GIVEN TEXT:
Reviewed by Emily-Jane Hills Orford for Readers' Favorite

I love this quote from Chucky the squirrel: “What makes you different, is what makes you special!” More profound words have never before been spoken. We are all unique and loveable in our distinct differences. Cheechoo, a stray dog, is special because he has two tails and some rather special, mutant-like powers. All Cheechoo wants is a fur-ever home, but that’s not to be. At least, not yet. He has a human friend in Massimo, the deli owner. Massimo always finds time and treats to feed Cheechoo, but he never takes him home, he never adopts Cheechoo. And now the deli is closing, and Massimo is moving away – without Cheechoo. It’s a sad day for the stray dog with two tails. But this chirpy little fellow is quite resilient, and he knows how to make friends as he does with Chucky the squirrel. The two end up having some interesting adventures that bring Cheechoo to the attention of someone who wants him, perhaps for more nefarious reasons than Cheechoo could hope for or imagine.

DATASET EXCERPT:
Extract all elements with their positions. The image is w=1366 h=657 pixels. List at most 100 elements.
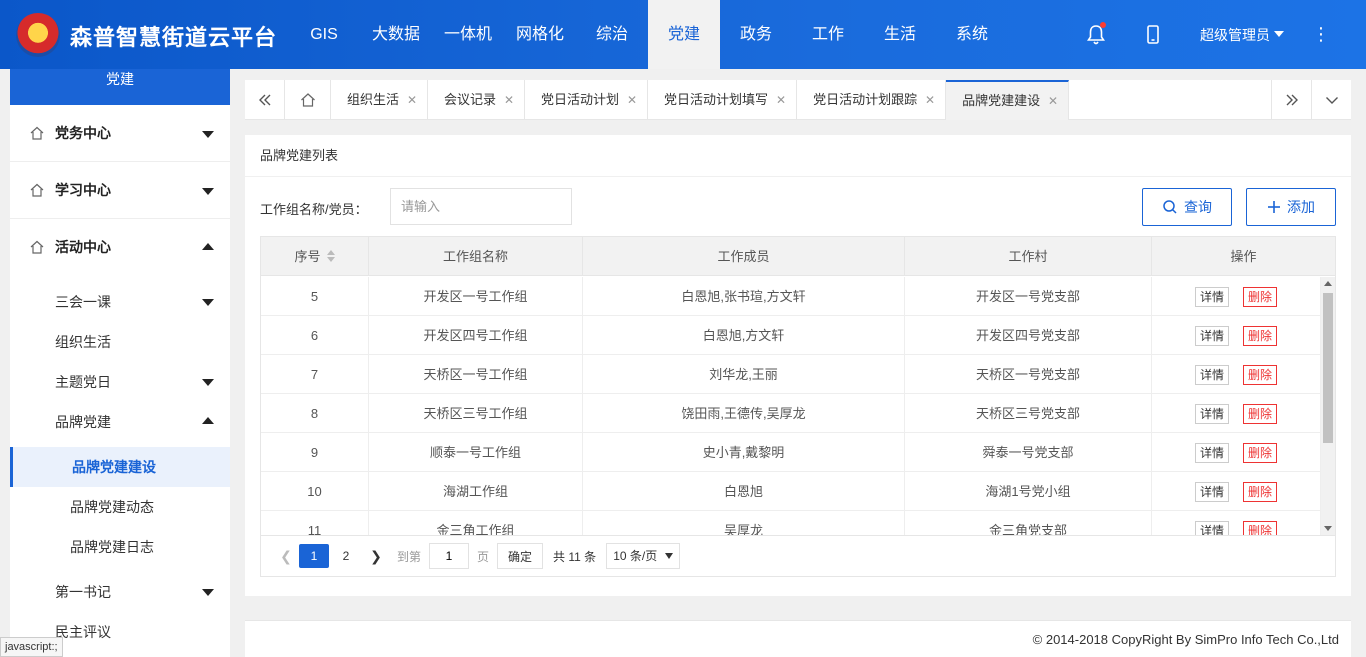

TASK LIST:
(A) For each statement, say whether it agrees with the Cheechoo book review. Answer yes or no, and quote the words from the review that decide it: (i) Cheechoo has two tails. (ii) Massimo adopts Cheechoo before the deli closes. (iii) Cheechoo becomes friends with Chucky the squirrel.
(B) Carry on writing the Cheechoo book review from the point where it stops.
The listing has no connection to the Cheechoo book review.

RESPONSES:
(A)
(i) Yes: "Cheechoo, a stray dog, is special because he has two tails"
(ii) No: "he never takes him home, he never adopts Cheechoo."
(iii) Yes: "he knows how to make friends as he does with Chucky the squirrel."

(B)
Kevin Orlando’s early chapter book, Cheechoo The Res-Q, is a sweet story about a loveable, sadly unwanted, stray dog. The plot follows Cheechoo as he makes his way through the quagmire of fending for himself on the city streets. There are friendships, both with humans and other animals, and danger from all manner of living creatures, but Cheechoo stands up to it all with a perkiness that will make us marvel. Descriptive narrative is used effectively to set the stage for this story and to build the bonds that exist between humans and animals as well as between animals. The dialogue is light-hearted and sincere, helping move the story along and developing character traits and emotions as well. Most of the story is told from Cheechoo’s point of view, though the opening is from Massimo’s point of view as he faces the challenges of closing his deli and saying goodbye forever to Cheechoo. The story is tender and compassionate and with a sudden show-stopper cliff-hanger at the end, readers will be anxious to read the next book in the series.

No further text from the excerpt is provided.